Stored records
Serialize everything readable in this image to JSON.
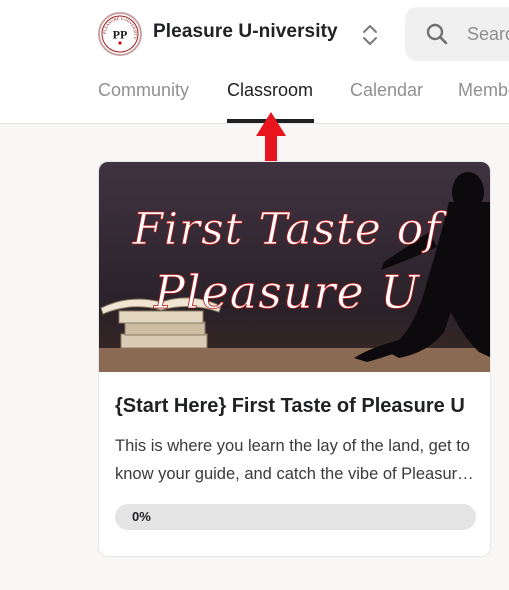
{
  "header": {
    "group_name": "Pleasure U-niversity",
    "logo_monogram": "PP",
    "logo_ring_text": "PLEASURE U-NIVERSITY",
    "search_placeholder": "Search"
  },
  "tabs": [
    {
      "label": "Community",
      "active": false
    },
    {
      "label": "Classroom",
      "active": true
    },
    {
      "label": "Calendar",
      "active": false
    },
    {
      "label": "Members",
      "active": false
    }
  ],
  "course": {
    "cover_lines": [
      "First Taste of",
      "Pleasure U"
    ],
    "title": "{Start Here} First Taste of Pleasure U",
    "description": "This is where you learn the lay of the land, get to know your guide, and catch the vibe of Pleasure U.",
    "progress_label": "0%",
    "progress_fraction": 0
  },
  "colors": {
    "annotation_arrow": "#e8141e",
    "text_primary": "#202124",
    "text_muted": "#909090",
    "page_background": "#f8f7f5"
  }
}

...

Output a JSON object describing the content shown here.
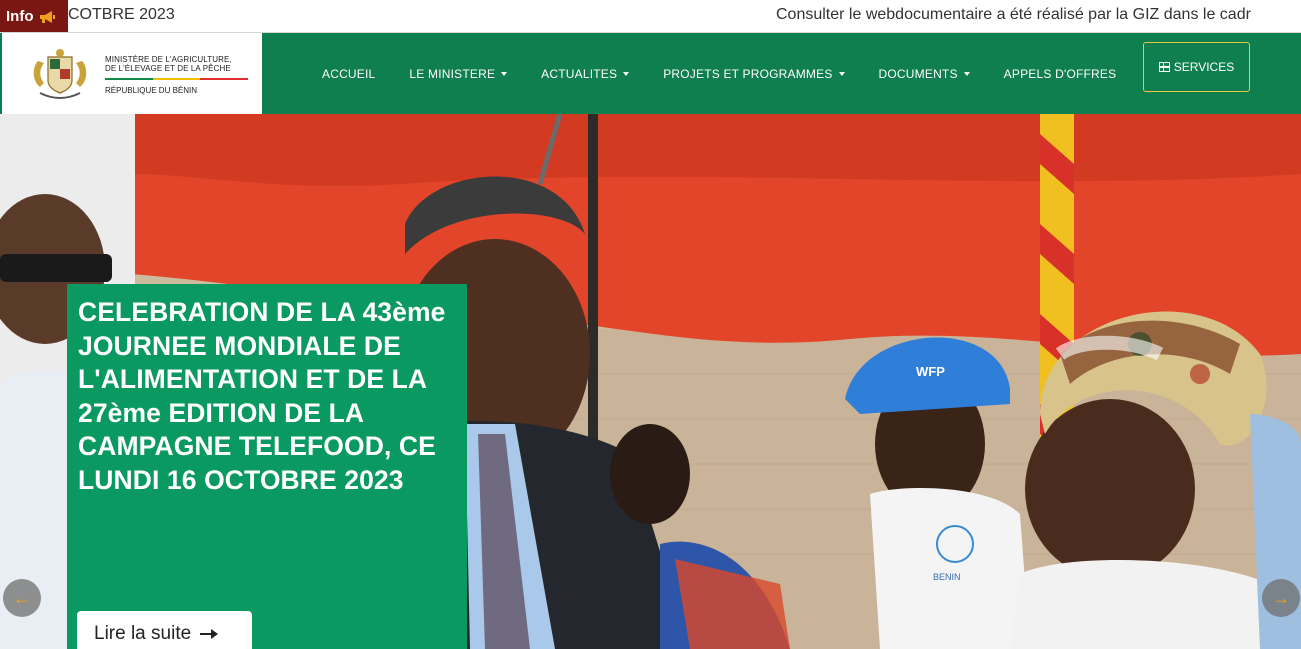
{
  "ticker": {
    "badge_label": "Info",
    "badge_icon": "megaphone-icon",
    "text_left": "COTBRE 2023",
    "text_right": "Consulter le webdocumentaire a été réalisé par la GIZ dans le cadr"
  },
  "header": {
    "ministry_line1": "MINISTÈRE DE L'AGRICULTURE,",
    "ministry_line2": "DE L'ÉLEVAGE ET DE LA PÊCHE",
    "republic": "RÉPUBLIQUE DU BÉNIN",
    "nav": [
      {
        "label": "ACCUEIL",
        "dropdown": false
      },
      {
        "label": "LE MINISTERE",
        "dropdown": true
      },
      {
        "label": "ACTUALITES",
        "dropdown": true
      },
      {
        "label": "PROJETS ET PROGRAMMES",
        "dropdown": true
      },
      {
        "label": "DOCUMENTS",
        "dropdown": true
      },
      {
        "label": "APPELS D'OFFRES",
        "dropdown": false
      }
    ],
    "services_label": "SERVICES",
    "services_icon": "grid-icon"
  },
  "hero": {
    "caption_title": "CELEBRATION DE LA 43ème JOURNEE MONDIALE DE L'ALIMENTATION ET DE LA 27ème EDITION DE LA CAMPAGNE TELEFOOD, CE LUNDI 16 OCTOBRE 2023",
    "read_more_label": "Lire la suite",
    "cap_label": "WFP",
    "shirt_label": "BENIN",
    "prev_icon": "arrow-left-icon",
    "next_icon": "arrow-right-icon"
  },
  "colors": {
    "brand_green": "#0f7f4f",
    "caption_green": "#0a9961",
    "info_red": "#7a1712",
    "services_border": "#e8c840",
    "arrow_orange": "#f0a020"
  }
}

...

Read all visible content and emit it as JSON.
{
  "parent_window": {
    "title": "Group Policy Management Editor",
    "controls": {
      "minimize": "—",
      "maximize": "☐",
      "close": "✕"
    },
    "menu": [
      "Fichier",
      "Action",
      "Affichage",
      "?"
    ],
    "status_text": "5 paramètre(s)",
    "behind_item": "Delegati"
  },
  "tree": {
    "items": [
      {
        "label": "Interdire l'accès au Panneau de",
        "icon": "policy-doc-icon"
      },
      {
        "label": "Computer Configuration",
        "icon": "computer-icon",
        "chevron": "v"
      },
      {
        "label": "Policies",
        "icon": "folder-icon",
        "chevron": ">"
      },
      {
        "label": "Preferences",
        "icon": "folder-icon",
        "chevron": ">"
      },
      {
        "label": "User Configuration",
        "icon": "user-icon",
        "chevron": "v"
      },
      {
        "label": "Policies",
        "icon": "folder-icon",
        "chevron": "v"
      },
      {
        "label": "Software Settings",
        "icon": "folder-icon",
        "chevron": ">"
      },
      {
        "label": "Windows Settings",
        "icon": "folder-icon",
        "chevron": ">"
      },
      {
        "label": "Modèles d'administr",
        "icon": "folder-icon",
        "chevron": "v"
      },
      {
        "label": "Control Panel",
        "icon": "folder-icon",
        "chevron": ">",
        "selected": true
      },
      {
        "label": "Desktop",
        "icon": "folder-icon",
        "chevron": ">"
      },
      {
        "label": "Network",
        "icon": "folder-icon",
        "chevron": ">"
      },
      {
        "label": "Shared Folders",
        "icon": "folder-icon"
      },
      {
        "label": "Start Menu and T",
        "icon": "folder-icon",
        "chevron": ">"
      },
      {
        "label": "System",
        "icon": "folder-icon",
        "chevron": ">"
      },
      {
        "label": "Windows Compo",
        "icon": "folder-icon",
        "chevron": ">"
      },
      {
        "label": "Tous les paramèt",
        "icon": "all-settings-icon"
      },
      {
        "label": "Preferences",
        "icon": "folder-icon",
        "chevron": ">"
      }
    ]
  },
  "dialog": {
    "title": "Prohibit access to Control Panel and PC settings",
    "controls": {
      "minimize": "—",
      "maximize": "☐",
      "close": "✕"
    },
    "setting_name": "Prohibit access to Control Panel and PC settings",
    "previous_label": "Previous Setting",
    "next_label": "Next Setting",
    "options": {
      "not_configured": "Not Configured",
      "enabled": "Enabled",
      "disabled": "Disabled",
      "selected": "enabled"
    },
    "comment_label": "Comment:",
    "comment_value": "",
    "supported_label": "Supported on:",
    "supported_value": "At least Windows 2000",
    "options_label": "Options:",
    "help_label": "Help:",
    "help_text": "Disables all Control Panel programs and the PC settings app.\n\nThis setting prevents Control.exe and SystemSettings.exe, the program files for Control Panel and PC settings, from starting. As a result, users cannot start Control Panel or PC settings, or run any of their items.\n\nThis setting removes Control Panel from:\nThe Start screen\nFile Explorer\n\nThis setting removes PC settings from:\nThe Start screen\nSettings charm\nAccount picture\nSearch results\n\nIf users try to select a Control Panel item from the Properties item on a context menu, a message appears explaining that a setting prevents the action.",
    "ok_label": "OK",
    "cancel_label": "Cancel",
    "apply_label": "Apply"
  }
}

• [What the task requires]
Show every line in the entries where the string "Panel" occurs.

• [Result]
        "label": "Control Panel",
    "title": "Prohibit access to Control Panel and PC settings",
    "setting_name": "Prohibit access to Control Panel and PC settings",
    "help_text": "Disables all Control Panel programs and the PC settings app.\n\nThis setting prevents Control.exe and SystemSettings.exe, the program files for Control Panel and PC settings, from starting. As a result, users cannot start Control Panel or PC settings, or run any of their items.\n\nThis setting removes Control Panel from:\nThe Start screen\nFile Explorer\n\nThis setting removes PC settings from:\nThe Start screen\nSettings charm\nAccount picture\nSearch results\n\nIf users try to select a Control Panel item from the Properties item on a context menu, a message appears explaining that a setting prevents the action.",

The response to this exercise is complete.